> _Stored items from a collection_:
● ● ● ● ●

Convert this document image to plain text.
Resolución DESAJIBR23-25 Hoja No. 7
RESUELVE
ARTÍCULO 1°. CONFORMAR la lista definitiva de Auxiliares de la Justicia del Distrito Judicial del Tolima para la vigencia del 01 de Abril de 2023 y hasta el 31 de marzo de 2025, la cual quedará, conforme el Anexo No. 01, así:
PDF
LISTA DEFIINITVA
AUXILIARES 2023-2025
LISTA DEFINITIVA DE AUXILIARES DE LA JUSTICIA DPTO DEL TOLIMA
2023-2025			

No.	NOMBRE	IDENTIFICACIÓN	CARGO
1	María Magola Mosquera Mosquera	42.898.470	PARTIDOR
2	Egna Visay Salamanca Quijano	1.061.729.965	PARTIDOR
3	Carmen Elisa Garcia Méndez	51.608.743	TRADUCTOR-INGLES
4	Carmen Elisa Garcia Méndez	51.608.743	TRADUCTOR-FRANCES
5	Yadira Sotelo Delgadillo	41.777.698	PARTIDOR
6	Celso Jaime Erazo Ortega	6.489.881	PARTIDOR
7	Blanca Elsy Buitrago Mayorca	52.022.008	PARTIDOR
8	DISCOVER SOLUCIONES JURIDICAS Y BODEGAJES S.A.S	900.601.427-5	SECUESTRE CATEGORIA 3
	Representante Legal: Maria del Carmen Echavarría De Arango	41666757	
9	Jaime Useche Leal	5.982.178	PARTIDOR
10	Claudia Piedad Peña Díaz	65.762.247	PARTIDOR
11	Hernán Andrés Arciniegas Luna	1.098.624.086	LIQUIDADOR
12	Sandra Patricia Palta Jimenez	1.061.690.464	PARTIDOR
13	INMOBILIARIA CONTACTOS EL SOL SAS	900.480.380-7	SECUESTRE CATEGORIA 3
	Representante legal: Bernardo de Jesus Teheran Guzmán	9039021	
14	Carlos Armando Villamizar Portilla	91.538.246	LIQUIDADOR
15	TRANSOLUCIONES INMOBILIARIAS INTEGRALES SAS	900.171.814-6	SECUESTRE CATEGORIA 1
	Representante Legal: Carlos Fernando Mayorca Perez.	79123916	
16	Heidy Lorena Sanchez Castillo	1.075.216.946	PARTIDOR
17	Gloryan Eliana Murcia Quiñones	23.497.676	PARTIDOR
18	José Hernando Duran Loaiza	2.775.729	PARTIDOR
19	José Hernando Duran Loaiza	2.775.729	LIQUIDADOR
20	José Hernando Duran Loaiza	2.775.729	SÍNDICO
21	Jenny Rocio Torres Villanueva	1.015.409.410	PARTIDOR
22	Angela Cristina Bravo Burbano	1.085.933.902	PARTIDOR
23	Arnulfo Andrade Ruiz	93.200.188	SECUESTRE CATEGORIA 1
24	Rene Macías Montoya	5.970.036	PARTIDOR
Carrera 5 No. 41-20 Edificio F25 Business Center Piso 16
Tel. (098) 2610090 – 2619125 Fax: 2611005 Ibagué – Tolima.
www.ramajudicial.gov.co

● ● ● ● ●

> _PROBLEM DETAILS_: Repeat all the entries exactly as given.

> _OUTPUT BELOW_:
Convert this document image to plain text.
Resolución DESAJIBR23-25 Hoja No. 7
RESUELVE
ARTÍCULO 1°. CONFORMAR la lista definitiva de Auxiliares de la Justicia del Distrito Judicial del Tolima para la vigencia del 01 de Abril de 2023 y hasta el 31 de marzo de 2025, la cual quedará, conforme el Anexo No. 01, así:
PDF
LISTA DEFIINITVA
AUXILIARES 2023-2025
LISTA DEFINITIVA DE AUXILIARES DE LA JUSTICIA DPTO DEL TOLIMA
2023-2025			

No.	NOMBRE	IDENTIFICACIÓN	CARGO
1	María Magola Mosquera Mosquera	42.898.470	PARTIDOR
2	Egna Visay Salamanca Quijano	1.061.729.965	PARTIDOR
3	Carmen Elisa Garcia Méndez	51.608.743	TRADUCTOR-INGLES
4	Carmen Elisa Garcia Méndez	51.608.743	TRADUCTOR-FRANCES
5	Yadira Sotelo Delgadillo	41.777.698	PARTIDOR
6	Celso Jaime Erazo Ortega	6.489.881	PARTIDOR
7	Blanca Elsy Buitrago Mayorca	52.022.008	PARTIDOR
8	DISCOVER SOLUCIONES JURIDICAS Y BODEGAJES S.A.S	900.601.427-5	SECUESTRE CATEGORIA 3
	Representante Legal: Maria del Carmen Echavarría De Arango	41666757	
9	Jaime Useche Leal	5.982.178	PARTIDOR
10	Claudia Piedad Peña Díaz	65.762.247	PARTIDOR
11	Hernán Andrés Arciniegas Luna	1.098.624.086	LIQUIDADOR
12	Sandra Patricia Palta Jimenez	1.061.690.464	PARTIDOR
13	INMOBILIARIA CONTACTOS EL SOL SAS	900.480.380-7	SECUESTRE CATEGORIA 3
	Representante legal: Bernardo de Jesus Teheran Guzmán	9039021	
14	Carlos Armando Villamizar Portilla	91.538.246	LIQUIDADOR
15	TRANSOLUCIONES INMOBILIARIAS INTEGRALES SAS	900.171.814-6	SECUESTRE CATEGORIA 1
	Representante Legal: Carlos Fernando Mayorca Perez.	79123916	
16	Heidy Lorena Sanchez Castillo	1.075.216.946	PARTIDOR
17	Gloryan Eliana Murcia Quiñones	23.497.676	PARTIDOR
18	José Hernando Duran Loaiza	2.775.729	PARTIDOR
19	José Hernando Duran Loaiza	2.775.729	LIQUIDADOR
20	José Hernando Duran Loaiza	2.775.729	SÍNDICO
21	Jenny Rocio Torres Villanueva	1.015.409.410	PARTIDOR
22	Angela Cristina Bravo Burbano	1.085.933.902	PARTIDOR
23	Arnulfo Andrade Ruiz	93.200.188	SECUESTRE CATEGORIA 1
24	Rene Macías Montoya	5.970.036	PARTIDOR
Carrera 5 No. 41-20 Edificio F25 Business Center Piso 16
Tel. (098) 2610090 – 2619125 Fax: 2611005 Ibagué – Tolima.
www.ramajudicial.gov.co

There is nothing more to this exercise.